### Problem to work on
Set down each line of the data below exactly as it stands, dropping the pictures.

───

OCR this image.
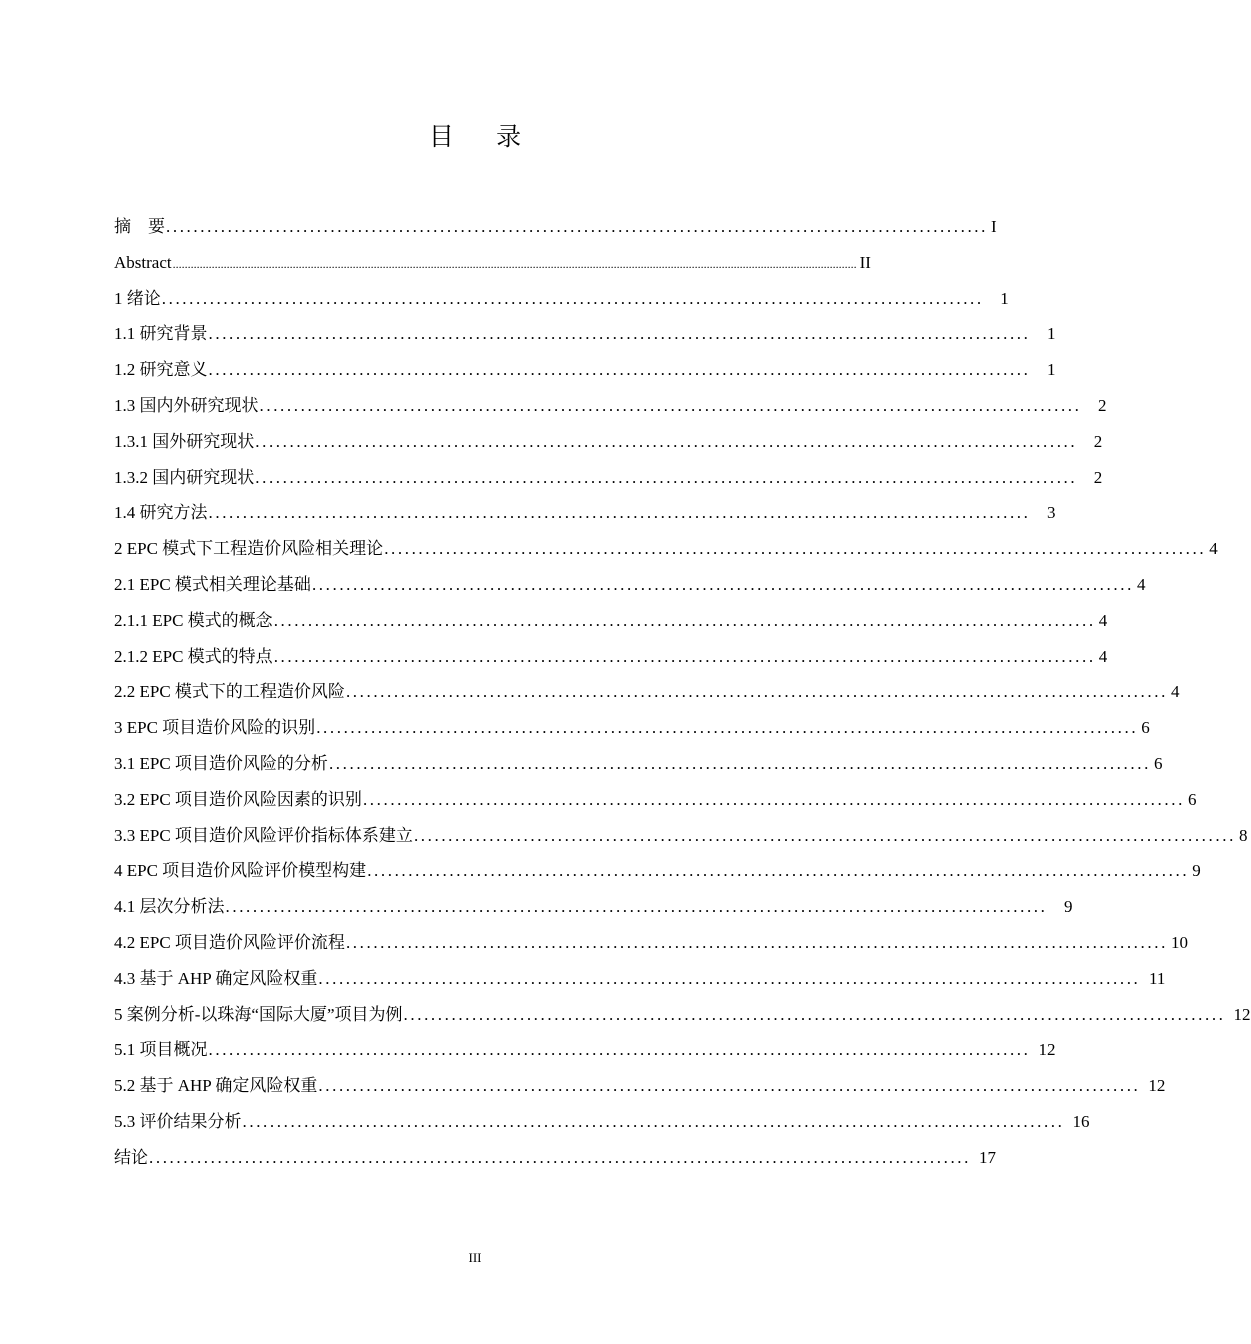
目 录
摘　要 ........................................................................................................................ I
Abstract .................................................................................................................................................................................................................................... II
1 绪论 ........................................................................................................................ 1
1.1 研究背景 ........................................................................................................................ 1
1.2 研究意义 ........................................................................................................................ 1
1.3 国内外研究现状 ........................................................................................................................ 2
1.3.1 国外研究现状 ........................................................................................................................ 2
1.3.2 国内研究现状 ........................................................................................................................ 2
1.4 研究方法 ........................................................................................................................ 3
2 EPC 模式下工程造价风险相关理论 ........................................................................................................................ 4
2.1 EPC 模式相关理论基础 ........................................................................................................................ 4
2.1.1 EPC 模式的概念 ........................................................................................................................ 4
2.1.2 EPC 模式的特点 ........................................................................................................................ 4
2.2 EPC 模式下的工程造价风险 ........................................................................................................................ 4
3 EPC 项目造价风险的识别 ........................................................................................................................ 6
3.1 EPC 项目造价风险的分析 ........................................................................................................................ 6
3.2 EPC 项目造价风险因素的识别 ........................................................................................................................ 6
3.3 EPC 项目造价风险评价指标体系建立 ........................................................................................................................ 8
4 EPC 项目造价风险评价模型构建 ........................................................................................................................ 9
4.1 层次分析法 ........................................................................................................................ 9
4.2 EPC 项目造价风险评价流程 ........................................................................................................................ 10
4.3 基于 AHP 确定风险权重 ........................................................................................................................ 11
5 案例分析-以珠海“国际大厦”项目为例 ........................................................................................................................ 12
5.1 项目概况 ........................................................................................................................ 12
5.2 基于 AHP 确定风险权重 ........................................................................................................................ 12
5.3 评价结果分析 ........................................................................................................................ 16
结论 ........................................................................................................................ 17
III
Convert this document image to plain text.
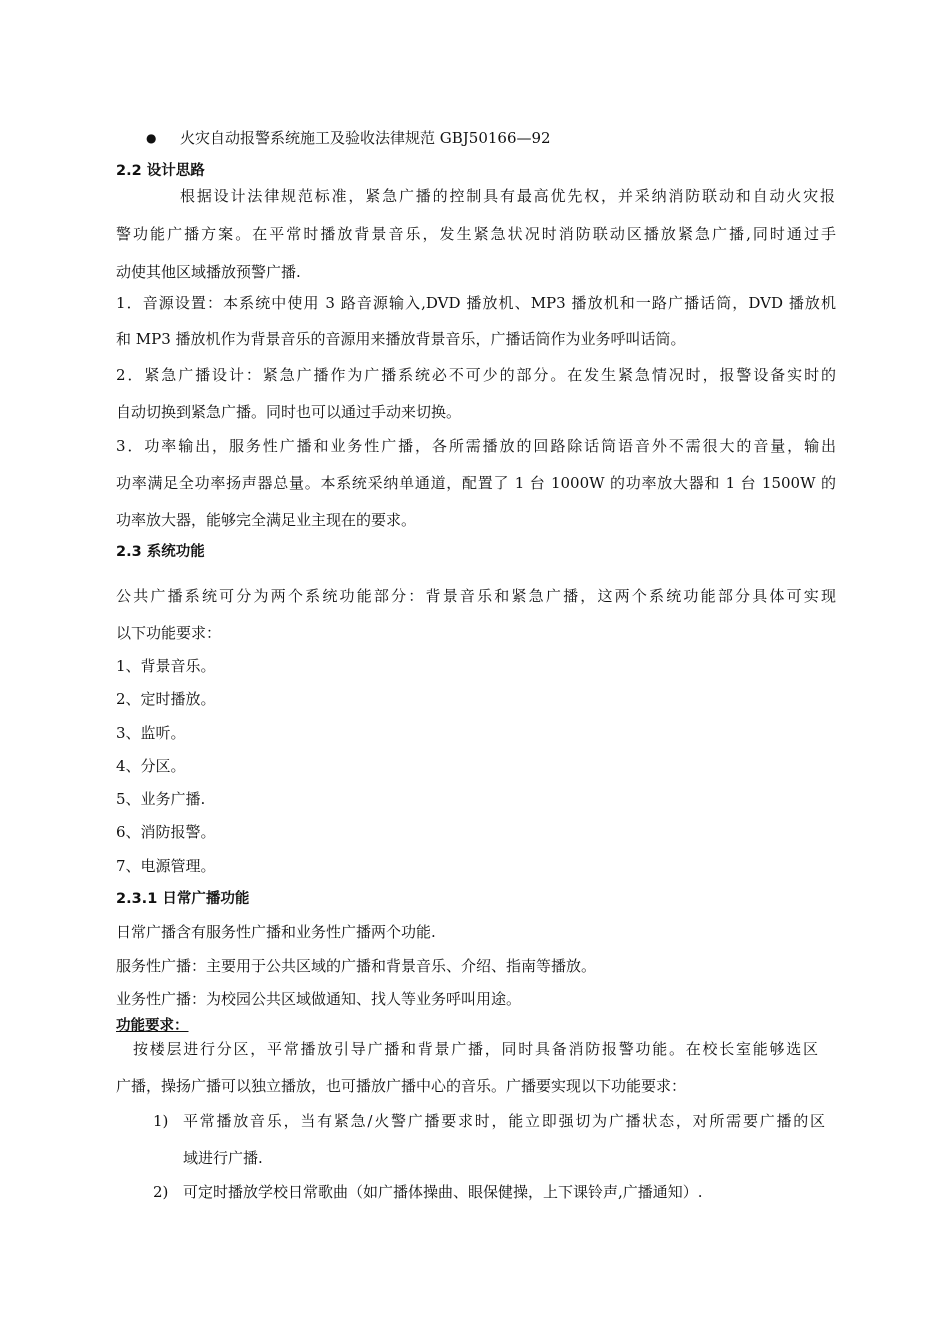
● 火灾自动报警系统施工及验收法律规范 GBJ50166—92
2.2 设计思路
根据设计法律规范标准，紧急广播的控制具有最高优先权，并采纳消防联动和自动火灾报
警功能广播方案。在平常时播放背景音乐，发生紧急状况时消防联动区播放紧急广播,同时通过手
动使其他区域播放预警广播.
1．音源设置：本系统中使用 3 路音源输入,DVD 播放机、MP3 播放机和一路广播话筒，DVD 播放机
和 MP3 播放机作为背景音乐的音源用来播放背景音乐，广播话筒作为业务呼叫话筒。
2．紧急广播设计：紧急广播作为广播系统必不可少的部分。在发生紧急情况时，报警设备实时的
自动切换到紧急广播。同时也可以通过手动来切换。
3．功率输出，服务性广播和业务性广播，各所需播放的回路除话筒语音外不需很大的音量，输出
功率满足全功率扬声器总量。本系统采纳单通道，配置了 1 台 1000W 的功率放大器和 1 台 1500W 的
功率放大器，能够完全满足业主现在的要求。
2.3 系统功能
公共广播系统可分为两个系统功能部分：背景音乐和紧急广播，这两个系统功能部分具体可实现
以下功能要求：
1、背景音乐。
2、定时播放。
3、监听。
4、分区。
5、业务广播.
6、消防报警。
7、电源管理。
2.3.1 日常广播功能
日常广播含有服务性广播和业务性广播两个功能.
服务性广播：主要用于公共区域的广播和背景音乐、介绍、指南等播放。
业务性广播：为校园公共区域做通知、找人等业务呼叫用途。
功能要求：
按楼层进行分区，平常播放引导广播和背景广播，同时具备消防报警功能。在校长室能够选区
广播，操扬广播可以独立播放，也可播放广播中心的音乐。广播要实现以下功能要求：
1) 平常播放音乐，当有紧急/火警广播要求时，能立即强切为广播状态，对所需要广播的区
域进行广播.
2) 可定时播放学校日常歌曲（如广播体操曲、眼保健操，上下课铃声,广播通知）.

───

### Correct output
OCR this image.
目 录
摘　要 ........................................................................................................................ I
Abstract .................................................................................................................................................................................................................................... II
1 绪论 ........................................................................................................................ 1
1.1 研究背景 ........................................................................................................................ 1
1.2 研究意义 ........................................................................................................................ 1
1.3 国内外研究现状 ........................................................................................................................ 2
1.3.1 国外研究现状 ........................................................................................................................ 2
1.3.2 国内研究现状 ........................................................................................................................ 2
1.4 研究方法 ........................................................................................................................ 3
2 EPC 模式下工程造价风险相关理论 ........................................................................................................................ 4
2.1 EPC 模式相关理论基础 ........................................................................................................................ 4
2.1.1 EPC 模式的概念 ........................................................................................................................ 4
2.1.2 EPC 模式的特点 ........................................................................................................................ 4
2.2 EPC 模式下的工程造价风险 ........................................................................................................................ 4
3 EPC 项目造价风险的识别 ........................................................................................................................ 6
3.1 EPC 项目造价风险的分析 ........................................................................................................................ 6
3.2 EPC 项目造价风险因素的识别 ........................................................................................................................ 6
3.3 EPC 项目造价风险评价指标体系建立 ........................................................................................................................ 8
4 EPC 项目造价风险评价模型构建 ........................................................................................................................ 9
4.1 层次分析法 ........................................................................................................................ 9
4.2 EPC 项目造价风险评价流程 ........................................................................................................................ 10
4.3 基于 AHP 确定风险权重 ........................................................................................................................ 11
5 案例分析-以珠海“国际大厦”项目为例 ........................................................................................................................ 12
5.1 项目概况 ........................................................................................................................ 12
5.2 基于 AHP 确定风险权重 ........................................................................................................................ 12
5.3 评价结果分析 ........................................................................................................................ 16
结论 ........................................................................................................................ 17
III
Convert this document image to plain text.
● 火灾自动报警系统施工及验收法律规范 GBJ50166—92
2.2 设计思路
根据设计法律规范标准，紧急广播的控制具有最高优先权，并采纳消防联动和自动火灾报
警功能广播方案。在平常时播放背景音乐，发生紧急状况时消防联动区播放紧急广播,同时通过手
动使其他区域播放预警广播.
1．音源设置：本系统中使用 3 路音源输入,DVD 播放机、MP3 播放机和一路广播话筒，DVD 播放机
和 MP3 播放机作为背景音乐的音源用来播放背景音乐，广播话筒作为业务呼叫话筒。
2．紧急广播设计：紧急广播作为广播系统必不可少的部分。在发生紧急情况时，报警设备实时的
自动切换到紧急广播。同时也可以通过手动来切换。
3．功率输出，服务性广播和业务性广播，各所需播放的回路除话筒语音外不需很大的音量，输出
功率满足全功率扬声器总量。本系统采纳单通道，配置了 1 台 1000W 的功率放大器和 1 台 1500W 的
功率放大器，能够完全满足业主现在的要求。
2.3 系统功能
公共广播系统可分为两个系统功能部分：背景音乐和紧急广播，这两个系统功能部分具体可实现
以下功能要求：
1、背景音乐。
2、定时播放。
3、监听。
4、分区。
5、业务广播.
6、消防报警。
7、电源管理。
2.3.1 日常广播功能
日常广播含有服务性广播和业务性广播两个功能.
服务性广播：主要用于公共区域的广播和背景音乐、介绍、指南等播放。
业务性广播：为校园公共区域做通知、找人等业务呼叫用途。
功能要求：
按楼层进行分区，平常播放引导广播和背景广播，同时具备消防报警功能。在校长室能够选区
广播，操扬广播可以独立播放，也可播放广播中心的音乐。广播要实现以下功能要求：
1) 平常播放音乐，当有紧急/火警广播要求时，能立即强切为广播状态，对所需要广播的区
域进行广播.
2) 可定时播放学校日常歌曲（如广播体操曲、眼保健操，上下课铃声,广播通知）.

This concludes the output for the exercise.